Find how many lines in the material contain "title"; your answer should be that number alone.
-------- INFORMATION GIVEN
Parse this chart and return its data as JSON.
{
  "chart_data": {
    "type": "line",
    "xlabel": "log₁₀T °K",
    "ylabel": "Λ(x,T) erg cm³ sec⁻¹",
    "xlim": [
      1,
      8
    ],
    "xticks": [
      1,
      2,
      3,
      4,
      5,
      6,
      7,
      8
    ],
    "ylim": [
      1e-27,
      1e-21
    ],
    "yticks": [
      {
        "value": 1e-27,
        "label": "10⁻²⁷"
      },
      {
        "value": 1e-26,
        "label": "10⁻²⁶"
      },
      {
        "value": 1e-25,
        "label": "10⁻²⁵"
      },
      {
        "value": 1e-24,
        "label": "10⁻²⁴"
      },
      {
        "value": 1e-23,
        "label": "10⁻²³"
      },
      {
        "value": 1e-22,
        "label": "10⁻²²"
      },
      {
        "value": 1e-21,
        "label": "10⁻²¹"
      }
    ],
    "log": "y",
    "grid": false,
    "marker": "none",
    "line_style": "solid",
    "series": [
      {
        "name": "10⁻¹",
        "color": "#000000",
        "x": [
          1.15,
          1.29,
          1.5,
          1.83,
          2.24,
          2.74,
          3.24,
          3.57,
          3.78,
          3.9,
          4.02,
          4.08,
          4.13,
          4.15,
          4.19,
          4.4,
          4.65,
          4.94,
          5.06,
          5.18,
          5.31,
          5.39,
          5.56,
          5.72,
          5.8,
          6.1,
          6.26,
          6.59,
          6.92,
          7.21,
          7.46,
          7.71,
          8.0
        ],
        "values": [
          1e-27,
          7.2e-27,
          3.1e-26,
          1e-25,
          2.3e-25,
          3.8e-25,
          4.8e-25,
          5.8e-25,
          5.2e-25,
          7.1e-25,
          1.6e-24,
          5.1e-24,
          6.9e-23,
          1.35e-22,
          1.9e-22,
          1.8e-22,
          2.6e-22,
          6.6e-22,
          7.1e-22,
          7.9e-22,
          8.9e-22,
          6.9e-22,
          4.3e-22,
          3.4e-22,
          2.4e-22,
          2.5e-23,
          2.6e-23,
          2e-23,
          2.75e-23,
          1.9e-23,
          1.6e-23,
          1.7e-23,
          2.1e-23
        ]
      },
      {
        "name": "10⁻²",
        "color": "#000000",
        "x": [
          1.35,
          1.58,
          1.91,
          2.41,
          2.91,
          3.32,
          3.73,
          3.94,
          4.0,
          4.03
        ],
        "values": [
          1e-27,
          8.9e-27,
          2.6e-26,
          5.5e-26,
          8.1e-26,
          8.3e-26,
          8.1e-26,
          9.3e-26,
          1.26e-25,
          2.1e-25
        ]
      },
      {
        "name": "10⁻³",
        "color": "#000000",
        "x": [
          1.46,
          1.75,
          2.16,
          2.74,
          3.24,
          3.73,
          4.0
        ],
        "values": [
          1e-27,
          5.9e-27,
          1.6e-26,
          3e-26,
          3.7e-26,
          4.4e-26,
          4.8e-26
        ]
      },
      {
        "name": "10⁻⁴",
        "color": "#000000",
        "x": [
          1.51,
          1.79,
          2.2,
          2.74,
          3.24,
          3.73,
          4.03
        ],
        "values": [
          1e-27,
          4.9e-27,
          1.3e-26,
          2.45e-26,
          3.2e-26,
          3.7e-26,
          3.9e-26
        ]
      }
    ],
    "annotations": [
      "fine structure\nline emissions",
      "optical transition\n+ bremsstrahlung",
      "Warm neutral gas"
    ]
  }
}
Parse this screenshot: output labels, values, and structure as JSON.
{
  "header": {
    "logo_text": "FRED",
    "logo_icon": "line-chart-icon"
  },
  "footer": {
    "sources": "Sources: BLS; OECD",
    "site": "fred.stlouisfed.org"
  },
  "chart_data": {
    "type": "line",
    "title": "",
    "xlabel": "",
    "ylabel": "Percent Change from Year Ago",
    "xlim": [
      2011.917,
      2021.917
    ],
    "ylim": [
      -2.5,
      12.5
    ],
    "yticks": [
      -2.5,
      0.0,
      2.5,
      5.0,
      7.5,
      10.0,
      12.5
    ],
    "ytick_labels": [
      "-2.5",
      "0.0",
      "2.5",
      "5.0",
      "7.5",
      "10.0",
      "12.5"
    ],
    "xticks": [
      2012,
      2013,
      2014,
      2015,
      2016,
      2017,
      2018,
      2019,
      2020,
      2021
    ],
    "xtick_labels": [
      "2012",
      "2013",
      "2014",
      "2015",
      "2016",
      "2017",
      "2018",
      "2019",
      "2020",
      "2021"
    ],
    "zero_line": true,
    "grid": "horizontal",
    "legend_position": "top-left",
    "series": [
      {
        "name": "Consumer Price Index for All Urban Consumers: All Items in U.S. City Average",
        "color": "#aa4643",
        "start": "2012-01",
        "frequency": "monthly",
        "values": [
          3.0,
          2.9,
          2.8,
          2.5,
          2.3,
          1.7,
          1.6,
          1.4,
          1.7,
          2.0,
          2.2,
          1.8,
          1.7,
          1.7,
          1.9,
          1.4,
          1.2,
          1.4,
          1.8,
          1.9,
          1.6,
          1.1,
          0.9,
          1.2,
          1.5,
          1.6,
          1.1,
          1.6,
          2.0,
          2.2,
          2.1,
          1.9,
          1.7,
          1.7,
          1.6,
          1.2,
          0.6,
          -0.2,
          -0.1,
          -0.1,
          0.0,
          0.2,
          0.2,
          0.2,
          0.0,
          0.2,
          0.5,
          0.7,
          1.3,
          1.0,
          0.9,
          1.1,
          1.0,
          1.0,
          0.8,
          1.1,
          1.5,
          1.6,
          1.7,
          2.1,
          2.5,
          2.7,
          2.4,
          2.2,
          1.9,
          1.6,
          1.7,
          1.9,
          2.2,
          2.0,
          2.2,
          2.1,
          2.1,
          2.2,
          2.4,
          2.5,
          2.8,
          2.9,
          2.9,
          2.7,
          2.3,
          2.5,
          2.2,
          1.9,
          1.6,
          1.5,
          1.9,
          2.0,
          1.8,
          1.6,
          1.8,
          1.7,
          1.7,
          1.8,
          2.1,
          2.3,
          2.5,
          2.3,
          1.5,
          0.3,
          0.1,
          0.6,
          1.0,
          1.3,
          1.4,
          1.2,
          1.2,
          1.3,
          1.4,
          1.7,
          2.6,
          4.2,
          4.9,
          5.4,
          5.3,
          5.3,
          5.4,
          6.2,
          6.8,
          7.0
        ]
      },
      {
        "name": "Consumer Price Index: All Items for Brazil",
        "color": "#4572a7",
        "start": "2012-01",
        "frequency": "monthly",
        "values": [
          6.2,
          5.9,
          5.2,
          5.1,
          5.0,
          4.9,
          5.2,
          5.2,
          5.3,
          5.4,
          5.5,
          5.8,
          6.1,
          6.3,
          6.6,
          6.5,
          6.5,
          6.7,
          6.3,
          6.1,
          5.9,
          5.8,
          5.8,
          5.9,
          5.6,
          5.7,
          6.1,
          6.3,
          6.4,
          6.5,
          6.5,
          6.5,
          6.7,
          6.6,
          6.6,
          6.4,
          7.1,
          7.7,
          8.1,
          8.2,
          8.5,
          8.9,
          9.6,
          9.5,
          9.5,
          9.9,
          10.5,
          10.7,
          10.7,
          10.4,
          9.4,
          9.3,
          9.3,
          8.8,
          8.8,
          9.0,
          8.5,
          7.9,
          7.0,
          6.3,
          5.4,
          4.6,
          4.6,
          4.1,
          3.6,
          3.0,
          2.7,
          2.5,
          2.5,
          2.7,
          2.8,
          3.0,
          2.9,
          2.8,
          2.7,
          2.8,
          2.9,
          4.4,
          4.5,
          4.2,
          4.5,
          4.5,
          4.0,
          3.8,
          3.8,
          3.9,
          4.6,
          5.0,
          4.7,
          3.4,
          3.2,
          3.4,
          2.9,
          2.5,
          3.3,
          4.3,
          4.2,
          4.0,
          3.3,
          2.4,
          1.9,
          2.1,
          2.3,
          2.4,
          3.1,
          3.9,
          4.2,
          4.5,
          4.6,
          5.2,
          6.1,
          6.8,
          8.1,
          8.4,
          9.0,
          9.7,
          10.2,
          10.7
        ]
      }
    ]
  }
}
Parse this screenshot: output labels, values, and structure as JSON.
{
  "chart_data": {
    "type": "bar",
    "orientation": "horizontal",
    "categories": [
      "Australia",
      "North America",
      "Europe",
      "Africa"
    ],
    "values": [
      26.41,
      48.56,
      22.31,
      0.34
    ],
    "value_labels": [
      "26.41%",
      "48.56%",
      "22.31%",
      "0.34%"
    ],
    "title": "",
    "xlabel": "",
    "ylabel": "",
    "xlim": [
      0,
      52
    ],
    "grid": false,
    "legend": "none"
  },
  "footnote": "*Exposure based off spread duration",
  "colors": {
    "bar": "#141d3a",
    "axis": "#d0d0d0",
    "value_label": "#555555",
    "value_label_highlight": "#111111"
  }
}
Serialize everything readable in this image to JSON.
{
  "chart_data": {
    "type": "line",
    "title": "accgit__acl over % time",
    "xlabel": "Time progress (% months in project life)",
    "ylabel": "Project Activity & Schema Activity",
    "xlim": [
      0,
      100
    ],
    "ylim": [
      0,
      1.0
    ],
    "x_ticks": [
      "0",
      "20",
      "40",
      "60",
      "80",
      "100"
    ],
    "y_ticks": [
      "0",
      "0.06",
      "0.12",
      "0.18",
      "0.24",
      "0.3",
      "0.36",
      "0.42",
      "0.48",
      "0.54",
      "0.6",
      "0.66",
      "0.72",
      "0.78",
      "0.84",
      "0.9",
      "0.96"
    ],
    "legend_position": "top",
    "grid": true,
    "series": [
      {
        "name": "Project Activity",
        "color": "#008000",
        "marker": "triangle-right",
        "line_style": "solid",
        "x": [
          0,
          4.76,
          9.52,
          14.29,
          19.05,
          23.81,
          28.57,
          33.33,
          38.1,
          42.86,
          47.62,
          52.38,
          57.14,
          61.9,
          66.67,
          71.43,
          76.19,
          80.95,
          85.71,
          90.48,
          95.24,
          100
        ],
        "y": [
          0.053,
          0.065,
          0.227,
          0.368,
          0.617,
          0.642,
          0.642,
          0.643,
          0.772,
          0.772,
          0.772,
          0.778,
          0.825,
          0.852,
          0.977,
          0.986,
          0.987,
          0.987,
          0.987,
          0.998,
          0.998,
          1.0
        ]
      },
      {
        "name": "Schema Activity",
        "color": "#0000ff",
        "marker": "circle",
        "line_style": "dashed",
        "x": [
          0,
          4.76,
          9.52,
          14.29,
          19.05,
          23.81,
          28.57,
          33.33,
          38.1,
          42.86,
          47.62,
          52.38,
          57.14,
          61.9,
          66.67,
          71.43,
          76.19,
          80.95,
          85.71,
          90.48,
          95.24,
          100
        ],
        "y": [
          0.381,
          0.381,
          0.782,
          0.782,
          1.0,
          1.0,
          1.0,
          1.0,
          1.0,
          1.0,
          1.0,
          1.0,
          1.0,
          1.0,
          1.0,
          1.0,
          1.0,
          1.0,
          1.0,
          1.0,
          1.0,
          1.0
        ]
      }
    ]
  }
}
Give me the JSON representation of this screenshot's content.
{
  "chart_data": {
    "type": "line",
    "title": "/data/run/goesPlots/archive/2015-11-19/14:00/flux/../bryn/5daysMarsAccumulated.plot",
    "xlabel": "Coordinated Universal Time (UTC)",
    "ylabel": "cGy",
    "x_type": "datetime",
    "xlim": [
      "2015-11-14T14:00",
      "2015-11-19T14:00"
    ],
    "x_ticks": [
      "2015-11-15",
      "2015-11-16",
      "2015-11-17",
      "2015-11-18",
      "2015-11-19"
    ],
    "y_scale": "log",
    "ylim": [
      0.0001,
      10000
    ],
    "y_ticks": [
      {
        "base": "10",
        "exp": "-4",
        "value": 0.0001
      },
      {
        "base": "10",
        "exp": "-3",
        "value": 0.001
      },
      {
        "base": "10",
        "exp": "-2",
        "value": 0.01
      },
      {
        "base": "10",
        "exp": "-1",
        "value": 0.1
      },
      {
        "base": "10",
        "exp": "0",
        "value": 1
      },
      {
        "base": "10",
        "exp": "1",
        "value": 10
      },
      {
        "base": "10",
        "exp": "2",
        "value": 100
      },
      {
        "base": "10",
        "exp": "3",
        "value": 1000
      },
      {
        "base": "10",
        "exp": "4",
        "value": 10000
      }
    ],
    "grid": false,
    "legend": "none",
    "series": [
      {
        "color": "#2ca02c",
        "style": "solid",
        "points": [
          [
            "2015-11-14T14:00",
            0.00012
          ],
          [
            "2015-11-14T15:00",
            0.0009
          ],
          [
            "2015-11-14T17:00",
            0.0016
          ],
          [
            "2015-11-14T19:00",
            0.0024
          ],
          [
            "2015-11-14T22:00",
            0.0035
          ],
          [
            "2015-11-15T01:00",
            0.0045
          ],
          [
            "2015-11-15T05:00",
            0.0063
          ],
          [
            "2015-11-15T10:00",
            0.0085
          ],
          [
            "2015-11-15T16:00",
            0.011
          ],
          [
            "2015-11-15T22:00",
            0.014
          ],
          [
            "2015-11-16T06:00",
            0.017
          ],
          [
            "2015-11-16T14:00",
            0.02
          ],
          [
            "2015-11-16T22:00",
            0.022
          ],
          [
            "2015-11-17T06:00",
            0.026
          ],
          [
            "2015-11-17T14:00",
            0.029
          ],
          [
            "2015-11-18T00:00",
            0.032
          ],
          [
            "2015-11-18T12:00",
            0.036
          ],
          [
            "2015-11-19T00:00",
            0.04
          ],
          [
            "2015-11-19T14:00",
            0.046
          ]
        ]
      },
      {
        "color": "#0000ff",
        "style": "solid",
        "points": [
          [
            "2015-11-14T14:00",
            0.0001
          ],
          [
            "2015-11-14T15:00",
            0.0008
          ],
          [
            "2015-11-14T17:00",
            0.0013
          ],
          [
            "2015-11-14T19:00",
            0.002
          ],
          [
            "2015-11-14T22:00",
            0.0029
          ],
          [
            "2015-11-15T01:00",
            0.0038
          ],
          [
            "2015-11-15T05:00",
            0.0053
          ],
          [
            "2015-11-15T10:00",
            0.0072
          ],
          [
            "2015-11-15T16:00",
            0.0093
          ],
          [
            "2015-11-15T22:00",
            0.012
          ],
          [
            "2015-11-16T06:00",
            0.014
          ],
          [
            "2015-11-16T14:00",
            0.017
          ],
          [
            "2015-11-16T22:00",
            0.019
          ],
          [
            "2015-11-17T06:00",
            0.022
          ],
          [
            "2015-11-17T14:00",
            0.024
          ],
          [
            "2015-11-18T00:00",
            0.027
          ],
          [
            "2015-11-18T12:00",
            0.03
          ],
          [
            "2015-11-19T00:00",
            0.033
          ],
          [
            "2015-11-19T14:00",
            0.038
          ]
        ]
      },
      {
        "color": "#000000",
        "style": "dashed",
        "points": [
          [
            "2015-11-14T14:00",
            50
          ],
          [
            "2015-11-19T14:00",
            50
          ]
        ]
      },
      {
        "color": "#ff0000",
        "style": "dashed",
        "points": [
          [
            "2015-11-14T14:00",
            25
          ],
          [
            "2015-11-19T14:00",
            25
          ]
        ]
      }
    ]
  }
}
----------------
→ WRITTEN REPLY: 4